* _Required task_
Find and return each line containing "JSON".

───── Data extract

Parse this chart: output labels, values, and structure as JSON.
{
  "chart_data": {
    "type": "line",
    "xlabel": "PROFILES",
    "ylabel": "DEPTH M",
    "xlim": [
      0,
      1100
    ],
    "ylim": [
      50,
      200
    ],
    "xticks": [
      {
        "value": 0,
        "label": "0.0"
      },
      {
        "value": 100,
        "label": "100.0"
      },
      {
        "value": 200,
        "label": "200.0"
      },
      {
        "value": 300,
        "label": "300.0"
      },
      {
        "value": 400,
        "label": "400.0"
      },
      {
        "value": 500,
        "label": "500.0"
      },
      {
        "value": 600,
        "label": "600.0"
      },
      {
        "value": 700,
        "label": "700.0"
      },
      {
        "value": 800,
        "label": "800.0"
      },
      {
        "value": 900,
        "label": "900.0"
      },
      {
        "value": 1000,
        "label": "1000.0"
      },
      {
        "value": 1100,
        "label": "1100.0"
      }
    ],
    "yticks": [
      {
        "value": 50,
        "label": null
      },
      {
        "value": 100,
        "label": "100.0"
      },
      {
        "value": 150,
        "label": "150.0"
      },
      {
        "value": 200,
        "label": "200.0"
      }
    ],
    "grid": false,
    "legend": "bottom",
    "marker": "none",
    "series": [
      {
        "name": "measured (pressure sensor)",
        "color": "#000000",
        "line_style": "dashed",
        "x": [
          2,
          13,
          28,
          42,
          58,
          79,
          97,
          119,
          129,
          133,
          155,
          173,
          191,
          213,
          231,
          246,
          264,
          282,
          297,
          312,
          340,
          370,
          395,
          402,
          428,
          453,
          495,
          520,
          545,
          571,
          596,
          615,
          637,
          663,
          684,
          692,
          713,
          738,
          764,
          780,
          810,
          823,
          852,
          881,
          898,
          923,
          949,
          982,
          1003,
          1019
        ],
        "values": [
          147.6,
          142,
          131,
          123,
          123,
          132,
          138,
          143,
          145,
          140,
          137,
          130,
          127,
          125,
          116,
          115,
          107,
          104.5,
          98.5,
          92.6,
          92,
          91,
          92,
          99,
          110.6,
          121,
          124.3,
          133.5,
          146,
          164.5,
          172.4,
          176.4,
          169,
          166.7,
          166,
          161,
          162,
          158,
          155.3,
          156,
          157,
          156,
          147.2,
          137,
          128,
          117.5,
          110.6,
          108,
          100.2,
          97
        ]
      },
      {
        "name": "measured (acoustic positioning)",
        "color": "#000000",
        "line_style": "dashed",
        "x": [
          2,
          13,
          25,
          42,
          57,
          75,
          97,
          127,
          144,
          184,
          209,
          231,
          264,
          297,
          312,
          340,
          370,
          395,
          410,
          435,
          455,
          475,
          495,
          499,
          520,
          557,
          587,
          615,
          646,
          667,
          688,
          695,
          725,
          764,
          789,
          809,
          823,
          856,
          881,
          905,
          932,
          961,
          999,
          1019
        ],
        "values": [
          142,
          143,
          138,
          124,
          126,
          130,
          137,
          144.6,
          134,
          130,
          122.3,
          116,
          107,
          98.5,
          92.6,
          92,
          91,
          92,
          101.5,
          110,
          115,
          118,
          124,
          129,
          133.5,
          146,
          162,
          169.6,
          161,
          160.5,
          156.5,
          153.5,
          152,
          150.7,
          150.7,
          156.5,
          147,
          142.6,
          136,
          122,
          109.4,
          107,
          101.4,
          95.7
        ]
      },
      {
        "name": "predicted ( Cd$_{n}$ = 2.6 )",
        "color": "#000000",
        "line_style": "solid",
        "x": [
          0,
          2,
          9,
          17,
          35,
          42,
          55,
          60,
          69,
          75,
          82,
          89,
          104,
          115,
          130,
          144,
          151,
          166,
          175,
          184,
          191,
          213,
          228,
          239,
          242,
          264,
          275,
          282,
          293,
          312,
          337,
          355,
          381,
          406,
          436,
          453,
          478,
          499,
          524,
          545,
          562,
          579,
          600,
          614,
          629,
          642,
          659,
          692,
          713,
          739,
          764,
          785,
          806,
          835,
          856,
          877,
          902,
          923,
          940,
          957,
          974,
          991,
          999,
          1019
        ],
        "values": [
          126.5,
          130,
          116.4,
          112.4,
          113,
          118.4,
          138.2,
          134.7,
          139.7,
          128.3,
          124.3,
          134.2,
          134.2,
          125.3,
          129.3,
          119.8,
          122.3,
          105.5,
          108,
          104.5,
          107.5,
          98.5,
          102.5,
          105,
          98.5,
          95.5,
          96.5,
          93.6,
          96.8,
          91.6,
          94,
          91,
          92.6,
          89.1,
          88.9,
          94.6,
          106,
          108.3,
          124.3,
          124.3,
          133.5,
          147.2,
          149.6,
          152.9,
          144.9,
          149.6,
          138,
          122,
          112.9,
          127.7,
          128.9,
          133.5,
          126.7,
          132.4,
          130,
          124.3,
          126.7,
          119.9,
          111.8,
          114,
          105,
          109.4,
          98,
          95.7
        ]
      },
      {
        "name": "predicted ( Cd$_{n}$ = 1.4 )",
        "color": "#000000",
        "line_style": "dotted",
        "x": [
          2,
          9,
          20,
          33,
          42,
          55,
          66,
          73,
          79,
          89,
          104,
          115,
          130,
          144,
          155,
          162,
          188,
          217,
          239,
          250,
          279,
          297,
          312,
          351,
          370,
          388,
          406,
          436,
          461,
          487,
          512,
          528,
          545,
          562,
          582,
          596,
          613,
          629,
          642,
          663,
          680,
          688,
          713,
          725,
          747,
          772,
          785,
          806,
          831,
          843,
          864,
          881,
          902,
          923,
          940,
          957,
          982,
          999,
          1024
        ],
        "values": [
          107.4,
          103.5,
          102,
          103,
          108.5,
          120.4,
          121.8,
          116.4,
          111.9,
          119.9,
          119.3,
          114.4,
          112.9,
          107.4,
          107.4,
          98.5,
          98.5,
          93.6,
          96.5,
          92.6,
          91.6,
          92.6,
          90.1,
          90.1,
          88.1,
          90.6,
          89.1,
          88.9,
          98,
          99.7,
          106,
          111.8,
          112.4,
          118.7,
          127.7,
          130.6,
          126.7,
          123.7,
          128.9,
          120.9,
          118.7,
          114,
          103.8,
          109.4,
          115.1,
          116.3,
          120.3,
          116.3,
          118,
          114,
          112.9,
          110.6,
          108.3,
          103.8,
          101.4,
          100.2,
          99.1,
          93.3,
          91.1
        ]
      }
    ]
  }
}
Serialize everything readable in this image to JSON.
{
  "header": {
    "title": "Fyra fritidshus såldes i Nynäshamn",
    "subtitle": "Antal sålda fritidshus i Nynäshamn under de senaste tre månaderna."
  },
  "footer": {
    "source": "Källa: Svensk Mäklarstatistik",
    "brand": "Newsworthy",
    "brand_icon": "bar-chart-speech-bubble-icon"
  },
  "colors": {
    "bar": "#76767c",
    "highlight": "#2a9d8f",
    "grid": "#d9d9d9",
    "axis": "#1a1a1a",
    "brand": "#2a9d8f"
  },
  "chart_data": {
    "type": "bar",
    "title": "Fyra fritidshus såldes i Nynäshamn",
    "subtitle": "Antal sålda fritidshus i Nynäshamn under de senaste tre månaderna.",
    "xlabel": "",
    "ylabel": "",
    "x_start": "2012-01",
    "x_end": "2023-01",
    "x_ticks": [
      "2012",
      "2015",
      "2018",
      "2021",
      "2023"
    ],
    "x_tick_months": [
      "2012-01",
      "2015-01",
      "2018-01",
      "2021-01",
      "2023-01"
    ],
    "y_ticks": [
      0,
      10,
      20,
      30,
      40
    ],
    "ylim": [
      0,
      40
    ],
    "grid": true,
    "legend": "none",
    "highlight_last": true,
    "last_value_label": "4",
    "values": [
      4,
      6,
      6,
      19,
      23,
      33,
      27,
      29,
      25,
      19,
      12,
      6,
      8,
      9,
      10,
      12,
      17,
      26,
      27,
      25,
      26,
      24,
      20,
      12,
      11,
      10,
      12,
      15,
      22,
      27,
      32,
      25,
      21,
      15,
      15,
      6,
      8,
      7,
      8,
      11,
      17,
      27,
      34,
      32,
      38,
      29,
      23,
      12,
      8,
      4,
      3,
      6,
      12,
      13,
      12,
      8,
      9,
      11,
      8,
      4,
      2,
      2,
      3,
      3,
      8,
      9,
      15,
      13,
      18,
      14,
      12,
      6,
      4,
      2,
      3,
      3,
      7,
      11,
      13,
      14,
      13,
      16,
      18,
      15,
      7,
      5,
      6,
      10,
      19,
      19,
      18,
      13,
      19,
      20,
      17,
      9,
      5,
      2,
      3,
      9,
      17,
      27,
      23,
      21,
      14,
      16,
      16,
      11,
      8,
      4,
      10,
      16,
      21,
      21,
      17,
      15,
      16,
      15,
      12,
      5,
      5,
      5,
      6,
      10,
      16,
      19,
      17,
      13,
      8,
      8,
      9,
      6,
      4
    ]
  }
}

──────────

* _Full solution_
Parse this chart: output labels, values, and structure as JSON.
Serialize everything readable in this image to JSON.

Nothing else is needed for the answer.